(Task description):
Retype everything in the conversation on frugal living below, from "I’m still perplexed" down to "lot less stressful.", keeping every word and mark unchanged.

(Text under study):
Douglas Goldstein: I like your idea of getting rid of stuff. We talk about buyer’s remorse, where you buy something and then the next day you feel bad. It doesn’t always happen instantly; sometimes it takes a few months.
The Wisdom of Frugal Living
Douglas Goldstein: People who want to enjoy their money should buy fewer things, but the stuff that they really want. This is much better than buying things and then regretting doing so, days or weeks or months later. You’ll likely end up building a lot of wealth by living frugally because you’re not buying the stuff that you don’t really want.
Graham Hill: I agree. A lot of times, the shoes that are twice as expensive but last four times as long are actually half price. Sometimes the smartest thing to do is buy the expensive thing. That will make you happy and the item will last longer. Slowing down the process in general, and planning your purchases, is the wise thing to do.
Of course, I’m not saying that you shouldn’t want or need stuff. I’m saying that you should really think about what you’re buying, and make sure that it really matters to you, and buy the great stuff. That can often be the smart move to make in any case.
Douglas Goldstein: What do you think about things that have sentimental value? A lot of times, things have both sentimental value as well as worth. They can take up a lot of room, like your grandparent’s furniture. All of a sudden, you don’t have a place to put it, but you don’t want to throw it away. How do you deal with that stuff?
Graham Hill: That’s a tough one. We should be easy on ourselves, because often we do it because of how someone else would feel about it, instead of how we feel about it. The beauty of photography these days, in particular digitals, is that you can keep a memory. I’ll even take a picture of an old worn out t-shirt that I loved and wore for years, because it reminds me of a certain time.
Yes, and with a lot of sentimental stuff you can do that. You can take a bunch of different pictures and then get rid of it or sell it or give it to someone. It’s about becoming conscious about what matters to you. Understanding that sometimes, getting rid of the stuff is what will bring you more happiness, rather than holding on to it and stressing out about it.
I’m still perplexed as to cars, though. In some ways, you end up buying things that bring you a bunch of stress. It’s this perfect thing that you’re worried about. Who wants that? In some ways, I’d rather get the nice, but second-hand car that just has a little bit of wear on it. It’s not brand new but it works great and still is a lot less stressful.
Douglas Goldstein: I definitely know that feeling. The parking lot by my office is a mess. It’s a poorly run parking lot and cars get beat up all the time. From time to time, when we think about buying a nice car, we always say, “Just forget it” Whatever car we end up having, we’ll drive into the lot and it’s going to get banged up.

(Supplied material):
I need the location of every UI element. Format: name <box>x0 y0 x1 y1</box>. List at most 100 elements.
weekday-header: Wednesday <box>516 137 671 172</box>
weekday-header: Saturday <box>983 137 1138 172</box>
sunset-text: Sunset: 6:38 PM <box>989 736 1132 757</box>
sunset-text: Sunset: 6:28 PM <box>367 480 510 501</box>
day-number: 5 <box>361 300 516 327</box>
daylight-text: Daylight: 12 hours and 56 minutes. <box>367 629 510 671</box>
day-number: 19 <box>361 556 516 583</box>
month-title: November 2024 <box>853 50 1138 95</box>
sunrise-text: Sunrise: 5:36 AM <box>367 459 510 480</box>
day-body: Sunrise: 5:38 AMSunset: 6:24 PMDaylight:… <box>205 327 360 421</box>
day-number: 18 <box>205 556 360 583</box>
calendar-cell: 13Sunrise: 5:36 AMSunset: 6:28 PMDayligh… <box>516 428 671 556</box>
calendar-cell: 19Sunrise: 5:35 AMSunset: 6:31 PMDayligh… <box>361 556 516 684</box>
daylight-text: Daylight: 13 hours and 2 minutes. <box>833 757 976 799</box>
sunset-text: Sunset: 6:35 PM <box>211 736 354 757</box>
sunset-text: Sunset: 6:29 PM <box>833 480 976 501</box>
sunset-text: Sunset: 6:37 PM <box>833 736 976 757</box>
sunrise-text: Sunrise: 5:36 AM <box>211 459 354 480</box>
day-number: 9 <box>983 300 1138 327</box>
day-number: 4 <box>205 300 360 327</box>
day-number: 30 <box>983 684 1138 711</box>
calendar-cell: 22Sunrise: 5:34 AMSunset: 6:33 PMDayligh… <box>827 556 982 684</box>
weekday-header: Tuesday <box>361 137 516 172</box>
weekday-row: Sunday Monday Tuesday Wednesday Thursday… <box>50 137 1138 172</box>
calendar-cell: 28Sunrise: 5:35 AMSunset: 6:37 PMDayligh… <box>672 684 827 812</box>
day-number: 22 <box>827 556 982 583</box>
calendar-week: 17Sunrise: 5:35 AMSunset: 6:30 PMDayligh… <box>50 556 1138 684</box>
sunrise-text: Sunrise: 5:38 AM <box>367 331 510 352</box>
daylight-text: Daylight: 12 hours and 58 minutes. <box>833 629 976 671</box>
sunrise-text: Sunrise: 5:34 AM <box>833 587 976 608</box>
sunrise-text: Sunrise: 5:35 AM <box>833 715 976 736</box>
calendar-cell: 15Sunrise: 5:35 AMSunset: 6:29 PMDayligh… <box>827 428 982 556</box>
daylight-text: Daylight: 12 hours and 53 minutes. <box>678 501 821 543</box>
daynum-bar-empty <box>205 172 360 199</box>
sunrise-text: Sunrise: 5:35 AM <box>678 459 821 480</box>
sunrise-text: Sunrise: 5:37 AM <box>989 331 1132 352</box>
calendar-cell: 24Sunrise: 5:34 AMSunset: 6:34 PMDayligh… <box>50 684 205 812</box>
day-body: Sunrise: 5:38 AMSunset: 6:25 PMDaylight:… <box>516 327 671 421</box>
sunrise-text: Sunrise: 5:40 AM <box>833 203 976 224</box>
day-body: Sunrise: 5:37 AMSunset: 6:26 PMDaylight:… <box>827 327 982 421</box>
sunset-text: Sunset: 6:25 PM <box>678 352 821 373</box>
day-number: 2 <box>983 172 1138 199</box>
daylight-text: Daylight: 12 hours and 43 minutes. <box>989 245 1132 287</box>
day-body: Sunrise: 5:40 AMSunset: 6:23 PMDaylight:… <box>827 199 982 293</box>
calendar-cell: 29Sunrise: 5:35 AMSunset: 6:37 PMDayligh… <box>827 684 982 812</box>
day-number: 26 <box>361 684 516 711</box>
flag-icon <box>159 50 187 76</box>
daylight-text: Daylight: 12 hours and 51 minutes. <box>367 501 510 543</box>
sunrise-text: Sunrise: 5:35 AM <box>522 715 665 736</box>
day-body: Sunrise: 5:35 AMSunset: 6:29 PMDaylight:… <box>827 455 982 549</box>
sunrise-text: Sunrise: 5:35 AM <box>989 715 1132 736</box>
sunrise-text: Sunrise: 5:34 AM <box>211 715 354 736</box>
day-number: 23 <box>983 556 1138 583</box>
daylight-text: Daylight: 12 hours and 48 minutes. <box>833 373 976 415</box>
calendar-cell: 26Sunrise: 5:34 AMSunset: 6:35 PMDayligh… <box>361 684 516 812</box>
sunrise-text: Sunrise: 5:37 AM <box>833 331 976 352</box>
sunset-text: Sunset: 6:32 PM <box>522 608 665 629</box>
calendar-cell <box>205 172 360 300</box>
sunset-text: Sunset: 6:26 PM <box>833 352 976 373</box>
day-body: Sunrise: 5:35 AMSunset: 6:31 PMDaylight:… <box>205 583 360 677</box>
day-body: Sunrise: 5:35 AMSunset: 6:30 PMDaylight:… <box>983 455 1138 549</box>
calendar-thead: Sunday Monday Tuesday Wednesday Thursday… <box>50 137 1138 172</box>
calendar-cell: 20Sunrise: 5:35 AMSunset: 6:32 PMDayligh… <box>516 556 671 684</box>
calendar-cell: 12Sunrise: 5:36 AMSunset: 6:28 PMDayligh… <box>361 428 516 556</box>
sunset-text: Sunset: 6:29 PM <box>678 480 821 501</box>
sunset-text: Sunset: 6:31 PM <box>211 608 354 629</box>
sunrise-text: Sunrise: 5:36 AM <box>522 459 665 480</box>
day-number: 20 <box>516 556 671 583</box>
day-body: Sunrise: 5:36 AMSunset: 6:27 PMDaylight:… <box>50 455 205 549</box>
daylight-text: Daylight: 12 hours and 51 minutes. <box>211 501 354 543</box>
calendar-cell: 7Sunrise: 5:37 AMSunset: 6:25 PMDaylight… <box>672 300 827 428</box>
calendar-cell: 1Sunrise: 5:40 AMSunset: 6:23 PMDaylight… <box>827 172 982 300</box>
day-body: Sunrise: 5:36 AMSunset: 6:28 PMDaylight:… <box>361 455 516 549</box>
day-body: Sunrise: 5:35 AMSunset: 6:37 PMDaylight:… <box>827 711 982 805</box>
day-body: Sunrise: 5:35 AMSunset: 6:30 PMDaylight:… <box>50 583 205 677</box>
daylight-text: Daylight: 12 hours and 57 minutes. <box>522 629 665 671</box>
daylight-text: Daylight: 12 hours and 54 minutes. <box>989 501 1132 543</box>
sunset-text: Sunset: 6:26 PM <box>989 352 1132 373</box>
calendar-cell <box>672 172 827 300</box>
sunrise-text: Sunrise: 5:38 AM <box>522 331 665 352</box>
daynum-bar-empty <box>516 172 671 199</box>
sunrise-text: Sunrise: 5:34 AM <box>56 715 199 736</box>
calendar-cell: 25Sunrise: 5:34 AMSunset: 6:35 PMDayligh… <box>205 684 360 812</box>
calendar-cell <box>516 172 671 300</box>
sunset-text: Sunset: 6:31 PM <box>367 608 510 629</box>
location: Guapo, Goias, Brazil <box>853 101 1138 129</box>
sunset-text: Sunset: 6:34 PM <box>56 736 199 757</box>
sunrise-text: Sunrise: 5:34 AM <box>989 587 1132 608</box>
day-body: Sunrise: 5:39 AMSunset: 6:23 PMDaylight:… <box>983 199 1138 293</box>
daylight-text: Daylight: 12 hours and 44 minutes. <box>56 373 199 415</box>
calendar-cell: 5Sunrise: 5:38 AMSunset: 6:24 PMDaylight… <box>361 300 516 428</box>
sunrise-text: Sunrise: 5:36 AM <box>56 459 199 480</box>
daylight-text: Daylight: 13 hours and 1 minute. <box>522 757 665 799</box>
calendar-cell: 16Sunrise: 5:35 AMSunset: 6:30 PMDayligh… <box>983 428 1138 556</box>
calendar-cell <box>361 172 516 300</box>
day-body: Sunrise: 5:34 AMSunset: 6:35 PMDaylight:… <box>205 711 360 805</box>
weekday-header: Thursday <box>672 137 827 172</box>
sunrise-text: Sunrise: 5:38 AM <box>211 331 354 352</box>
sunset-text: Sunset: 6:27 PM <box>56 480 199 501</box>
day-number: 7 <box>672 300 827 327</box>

(Solution to this task):
I’m still perplexed as to cars, though. In some ways, you end up buying things that bring you a bunch of stress. It’s this perfect thing that you’re worried about. Who wants that? In some ways, I’d rather get the nice, but second-hand car that just has a little bit of wear on it. It’s not brand new but it works great and still is a lot less stressful.